Write each line out exactly, leaving none out.

--- --- ---

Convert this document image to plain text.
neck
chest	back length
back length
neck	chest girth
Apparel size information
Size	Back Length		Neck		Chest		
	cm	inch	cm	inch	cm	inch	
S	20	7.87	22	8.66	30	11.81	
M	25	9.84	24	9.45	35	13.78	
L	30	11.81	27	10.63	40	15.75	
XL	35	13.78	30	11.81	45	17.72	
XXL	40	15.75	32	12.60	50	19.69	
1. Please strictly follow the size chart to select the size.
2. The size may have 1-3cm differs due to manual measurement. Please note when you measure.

--- --- ---

● **Reply**
Convert this document image to plain text.
neck
chest	back length
back length
neck	chest girth
Apparel size information
Size	Back Length		Neck		Chest		
	cm	inch	cm	inch	cm	inch	
S	20	7.87	22	8.66	30	11.81	
M	25	9.84	24	9.45	35	13.78	
L	30	11.81	27	10.63	40	15.75	
XL	35	13.78	30	11.81	45	17.72	
XXL	40	15.75	32	12.60	50	19.69	
1. Please strictly follow the size chart to select the size.
2. The size may have 1-3cm differs due to manual measurement. Please note when you measure.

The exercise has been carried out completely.